* BEGIN *
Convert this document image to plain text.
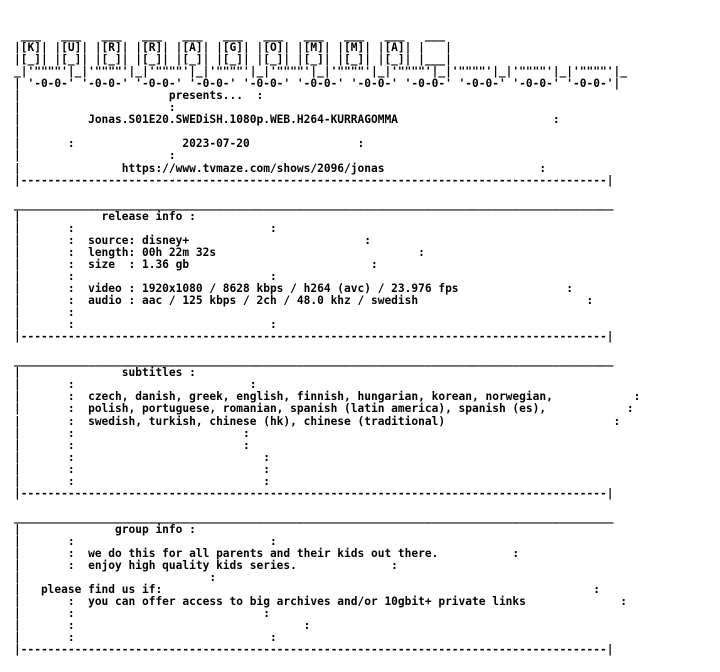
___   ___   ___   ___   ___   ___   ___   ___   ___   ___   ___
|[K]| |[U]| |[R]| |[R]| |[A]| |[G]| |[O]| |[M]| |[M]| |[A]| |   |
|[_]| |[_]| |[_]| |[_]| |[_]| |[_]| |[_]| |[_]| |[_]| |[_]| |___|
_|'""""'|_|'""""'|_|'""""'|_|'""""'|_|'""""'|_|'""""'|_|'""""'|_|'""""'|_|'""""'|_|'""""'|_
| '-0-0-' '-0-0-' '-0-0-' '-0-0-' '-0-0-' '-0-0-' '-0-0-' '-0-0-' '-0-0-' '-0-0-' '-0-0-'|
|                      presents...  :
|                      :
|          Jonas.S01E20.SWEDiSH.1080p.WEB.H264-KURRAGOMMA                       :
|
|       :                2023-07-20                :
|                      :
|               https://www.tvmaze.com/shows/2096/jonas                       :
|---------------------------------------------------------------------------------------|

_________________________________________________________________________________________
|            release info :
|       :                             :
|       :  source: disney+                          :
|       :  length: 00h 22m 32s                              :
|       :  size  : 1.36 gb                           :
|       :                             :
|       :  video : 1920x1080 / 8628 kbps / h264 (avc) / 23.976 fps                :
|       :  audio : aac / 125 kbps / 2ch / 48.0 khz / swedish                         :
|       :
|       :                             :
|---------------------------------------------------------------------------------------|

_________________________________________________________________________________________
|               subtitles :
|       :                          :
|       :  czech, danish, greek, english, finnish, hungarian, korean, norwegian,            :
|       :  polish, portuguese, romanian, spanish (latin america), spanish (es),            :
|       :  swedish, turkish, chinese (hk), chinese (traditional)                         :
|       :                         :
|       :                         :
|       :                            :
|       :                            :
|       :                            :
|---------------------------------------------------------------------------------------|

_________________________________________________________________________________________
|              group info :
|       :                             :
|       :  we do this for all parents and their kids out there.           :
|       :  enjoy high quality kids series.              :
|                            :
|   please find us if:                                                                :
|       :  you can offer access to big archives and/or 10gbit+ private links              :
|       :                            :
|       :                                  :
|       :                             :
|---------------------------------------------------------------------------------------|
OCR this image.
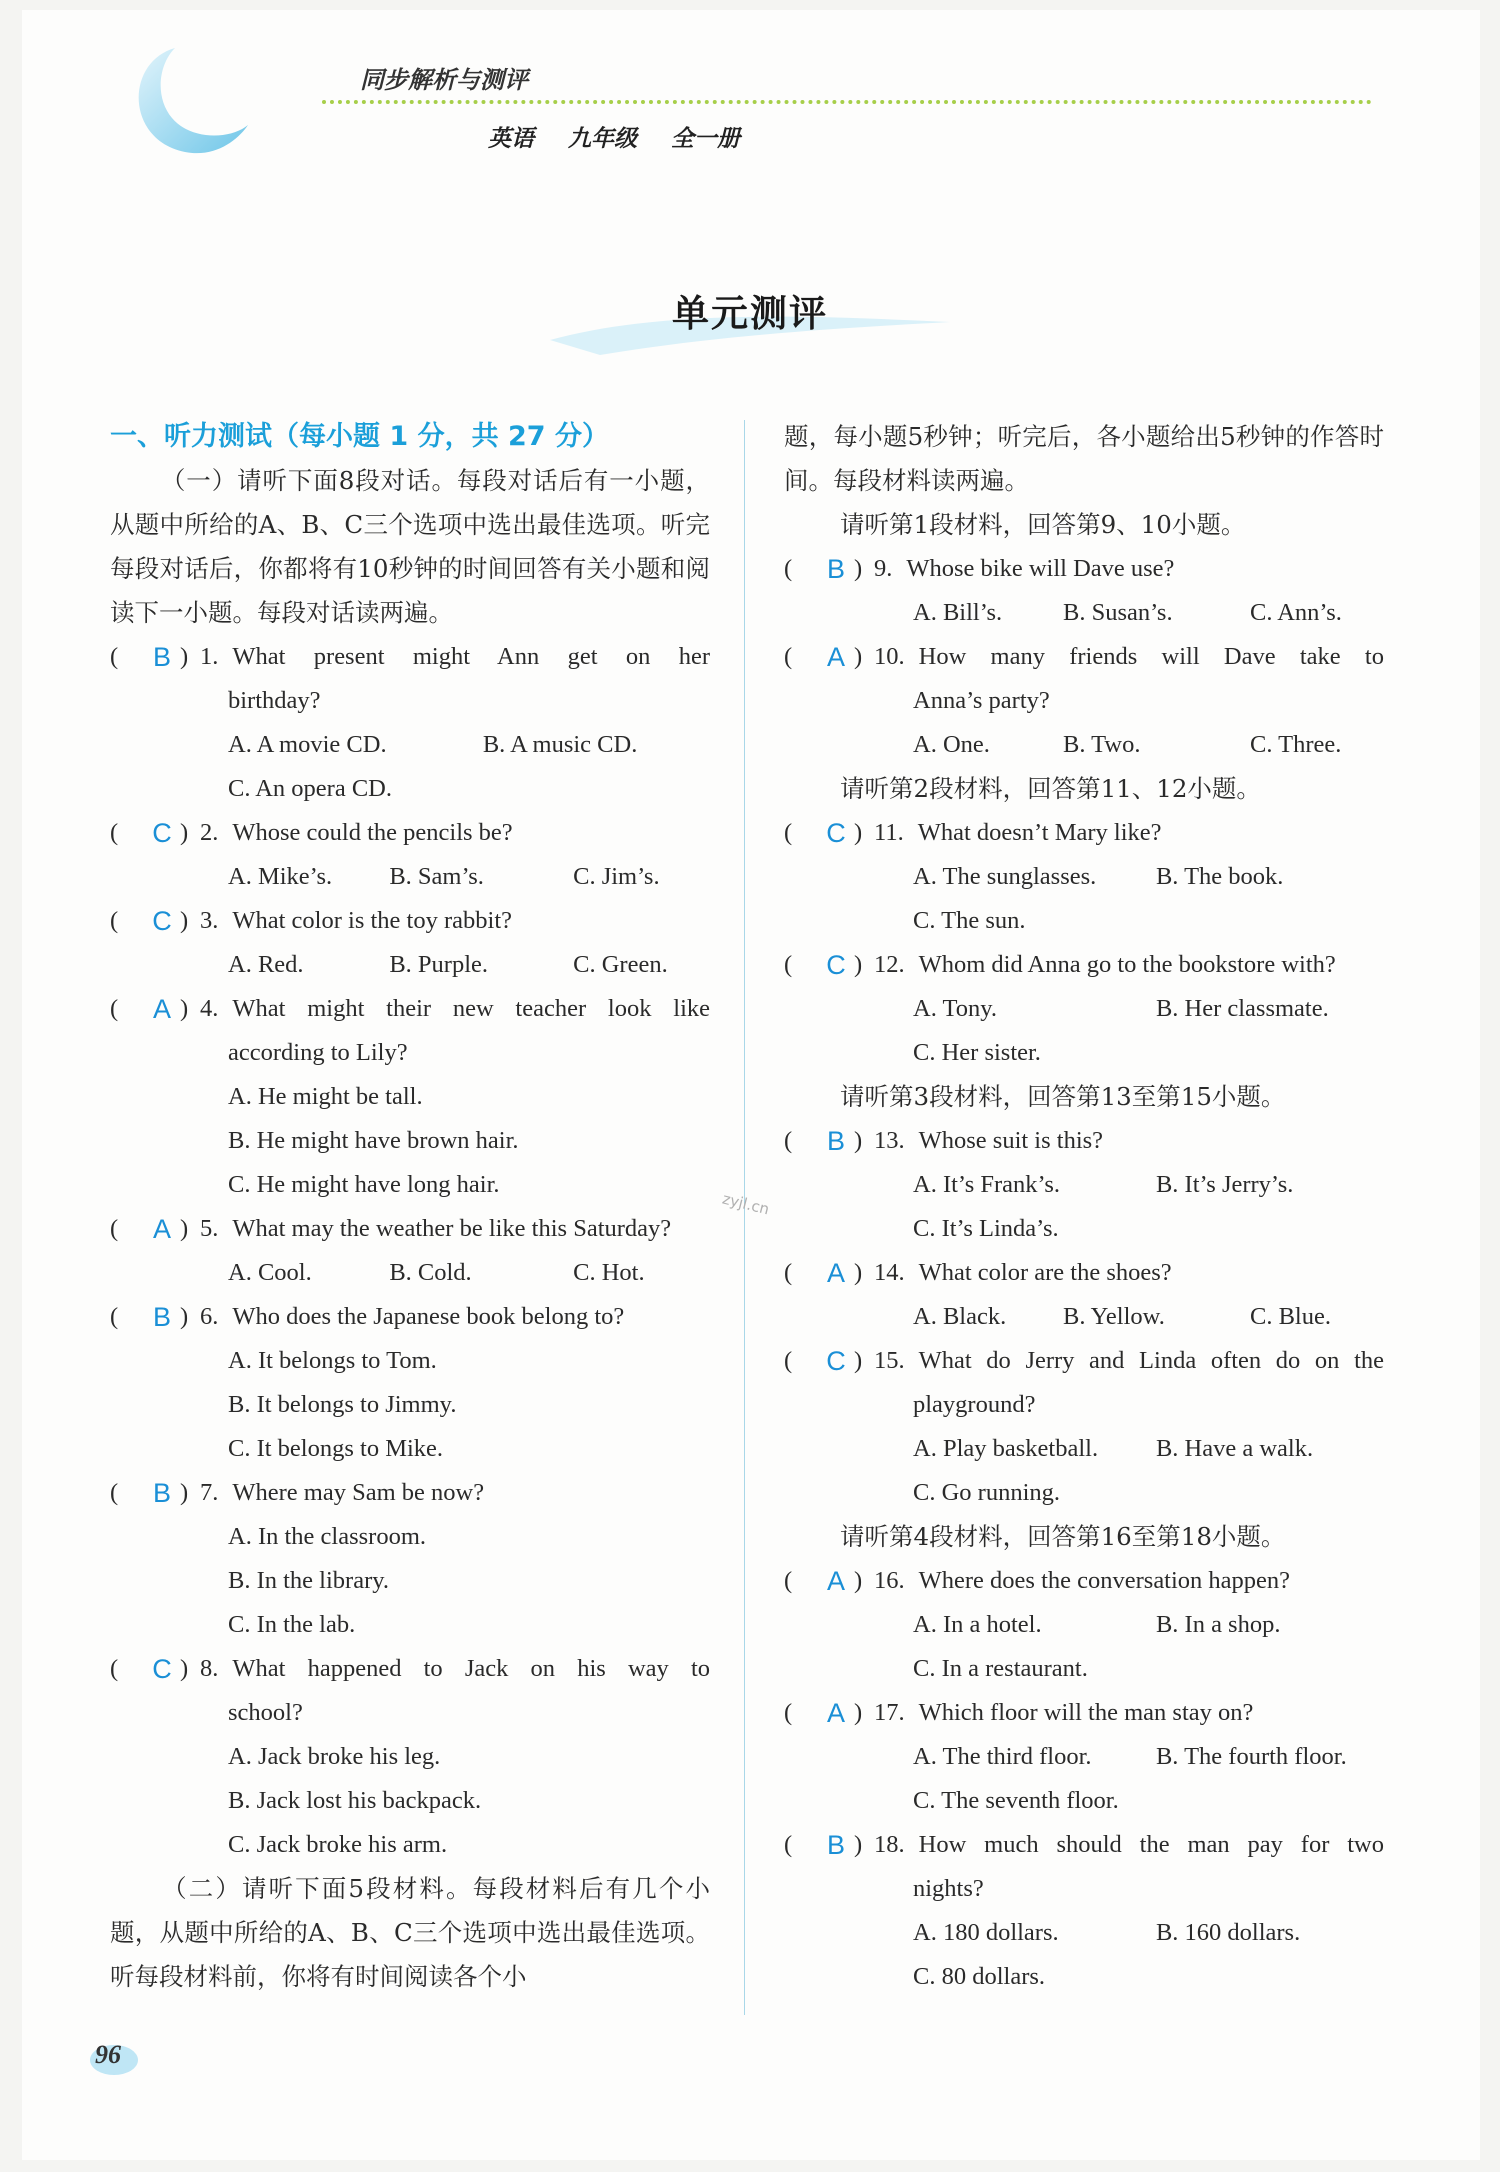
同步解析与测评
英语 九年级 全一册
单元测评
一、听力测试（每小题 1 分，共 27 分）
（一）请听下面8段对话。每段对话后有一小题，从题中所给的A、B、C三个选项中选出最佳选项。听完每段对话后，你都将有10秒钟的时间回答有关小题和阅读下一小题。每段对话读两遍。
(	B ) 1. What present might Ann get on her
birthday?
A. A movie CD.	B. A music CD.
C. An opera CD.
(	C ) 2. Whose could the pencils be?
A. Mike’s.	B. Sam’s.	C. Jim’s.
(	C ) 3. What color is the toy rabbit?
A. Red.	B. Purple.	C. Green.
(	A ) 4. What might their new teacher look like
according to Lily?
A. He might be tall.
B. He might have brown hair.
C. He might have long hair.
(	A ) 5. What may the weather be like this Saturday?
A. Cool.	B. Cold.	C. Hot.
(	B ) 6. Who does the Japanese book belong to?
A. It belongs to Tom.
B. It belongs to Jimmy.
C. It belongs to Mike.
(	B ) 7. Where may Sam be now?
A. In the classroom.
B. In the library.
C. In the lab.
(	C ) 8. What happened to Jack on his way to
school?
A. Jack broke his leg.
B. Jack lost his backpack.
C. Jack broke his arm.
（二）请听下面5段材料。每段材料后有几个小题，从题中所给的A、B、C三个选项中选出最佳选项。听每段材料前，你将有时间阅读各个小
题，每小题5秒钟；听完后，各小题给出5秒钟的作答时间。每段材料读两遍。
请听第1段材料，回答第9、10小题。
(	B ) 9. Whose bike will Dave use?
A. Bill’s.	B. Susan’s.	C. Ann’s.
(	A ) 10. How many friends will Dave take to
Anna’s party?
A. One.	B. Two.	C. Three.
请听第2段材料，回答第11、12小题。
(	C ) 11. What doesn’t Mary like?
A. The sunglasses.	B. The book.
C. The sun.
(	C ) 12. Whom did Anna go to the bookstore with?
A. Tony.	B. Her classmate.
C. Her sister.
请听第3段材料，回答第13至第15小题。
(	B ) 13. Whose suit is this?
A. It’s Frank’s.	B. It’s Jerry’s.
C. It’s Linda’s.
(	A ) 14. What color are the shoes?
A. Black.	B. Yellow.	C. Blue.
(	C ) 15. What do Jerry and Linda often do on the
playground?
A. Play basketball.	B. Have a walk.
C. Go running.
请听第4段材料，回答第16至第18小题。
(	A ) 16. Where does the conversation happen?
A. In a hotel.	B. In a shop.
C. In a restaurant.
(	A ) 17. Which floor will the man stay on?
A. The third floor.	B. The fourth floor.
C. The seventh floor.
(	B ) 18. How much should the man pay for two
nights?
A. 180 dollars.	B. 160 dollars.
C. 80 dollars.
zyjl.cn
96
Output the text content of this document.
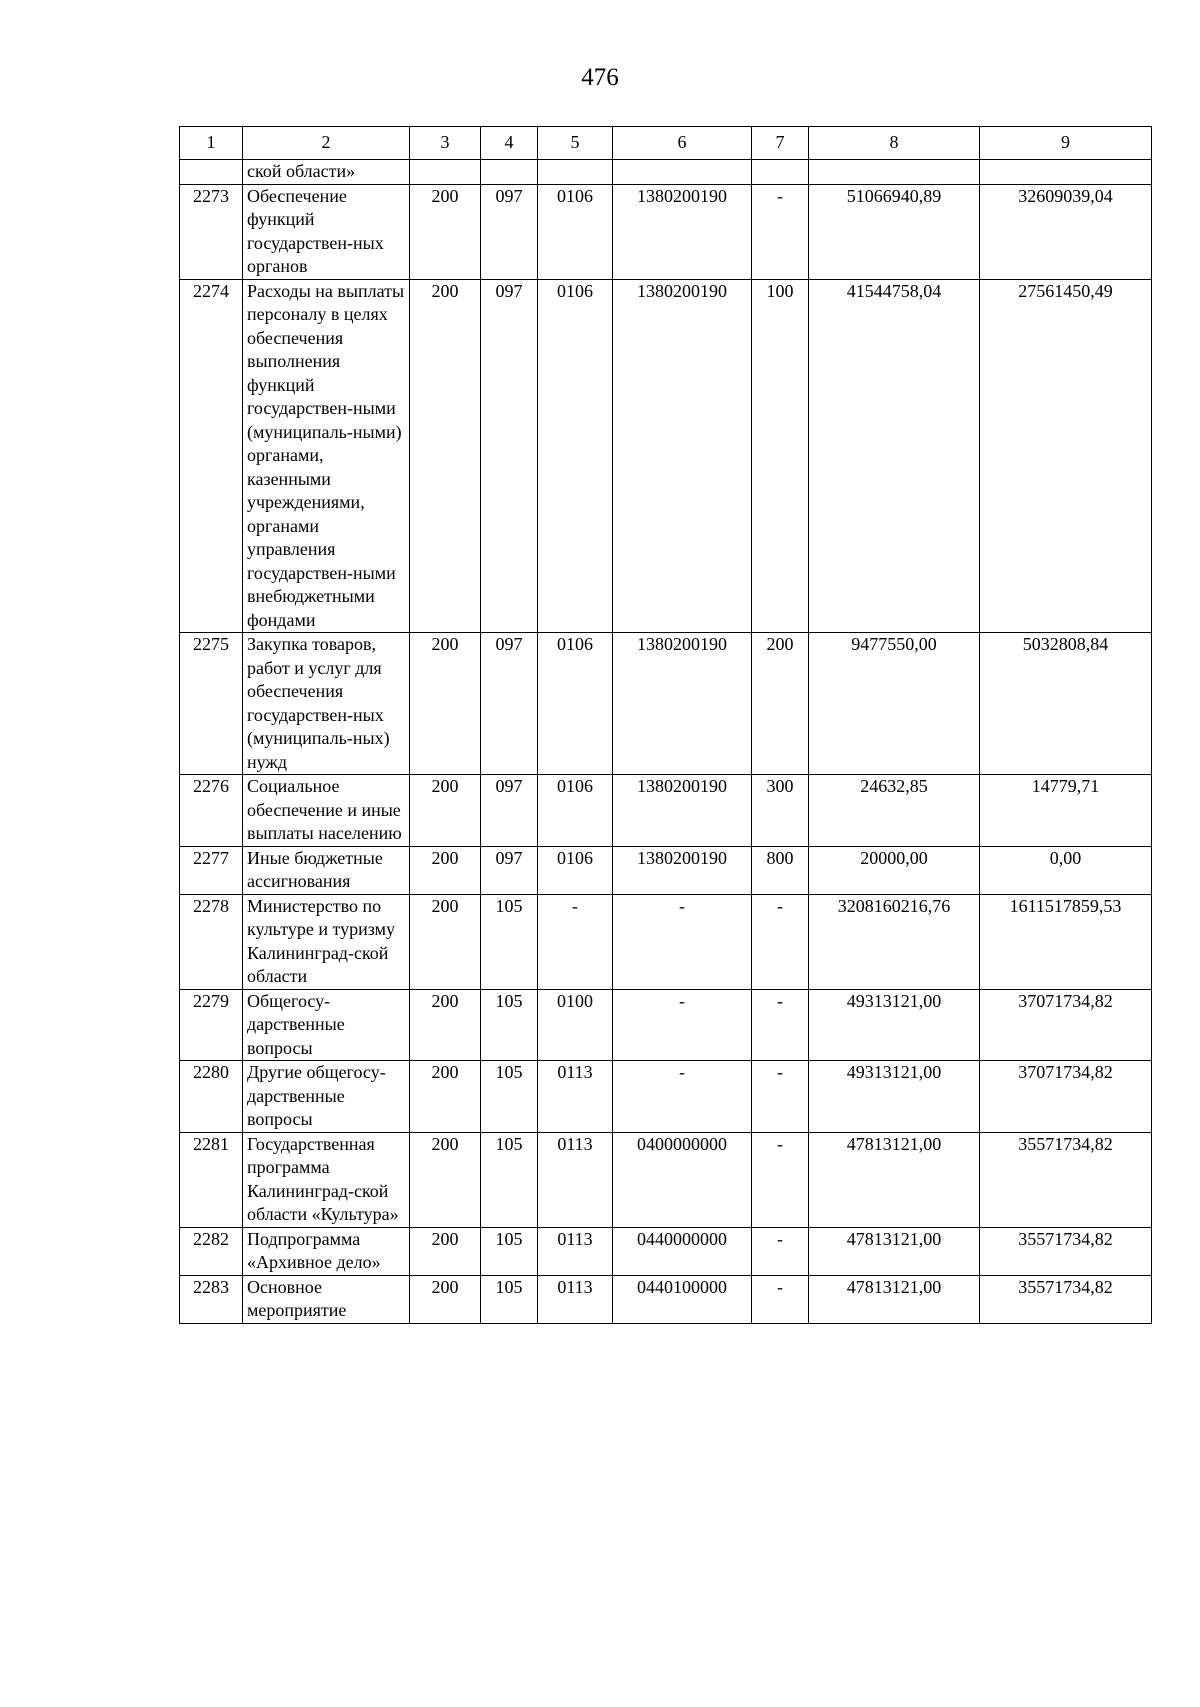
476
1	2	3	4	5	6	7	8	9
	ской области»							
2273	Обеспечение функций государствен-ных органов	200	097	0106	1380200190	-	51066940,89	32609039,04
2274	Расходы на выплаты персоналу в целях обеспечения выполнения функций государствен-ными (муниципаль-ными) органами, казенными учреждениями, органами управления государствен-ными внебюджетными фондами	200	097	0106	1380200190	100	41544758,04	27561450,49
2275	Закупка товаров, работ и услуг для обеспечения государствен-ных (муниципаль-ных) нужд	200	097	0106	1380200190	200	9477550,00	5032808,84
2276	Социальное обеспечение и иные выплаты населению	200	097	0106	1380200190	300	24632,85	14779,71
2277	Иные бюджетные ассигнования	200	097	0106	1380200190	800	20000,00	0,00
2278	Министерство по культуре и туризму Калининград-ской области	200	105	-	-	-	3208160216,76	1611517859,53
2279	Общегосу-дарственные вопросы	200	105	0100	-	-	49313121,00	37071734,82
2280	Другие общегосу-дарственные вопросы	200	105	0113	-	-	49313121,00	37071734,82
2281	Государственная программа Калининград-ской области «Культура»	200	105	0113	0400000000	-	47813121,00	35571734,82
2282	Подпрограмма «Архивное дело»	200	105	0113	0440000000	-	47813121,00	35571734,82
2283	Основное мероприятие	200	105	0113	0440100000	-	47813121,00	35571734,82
* END *
→ Your objective: Find every line in the records above that holds the word "will", and copy each one.

→ Task output:
(	B ) 9. Whose bike will Dave use?
(	A ) 10. How many friends will Dave take to
(	A ) 17. Which floor will the man stay on?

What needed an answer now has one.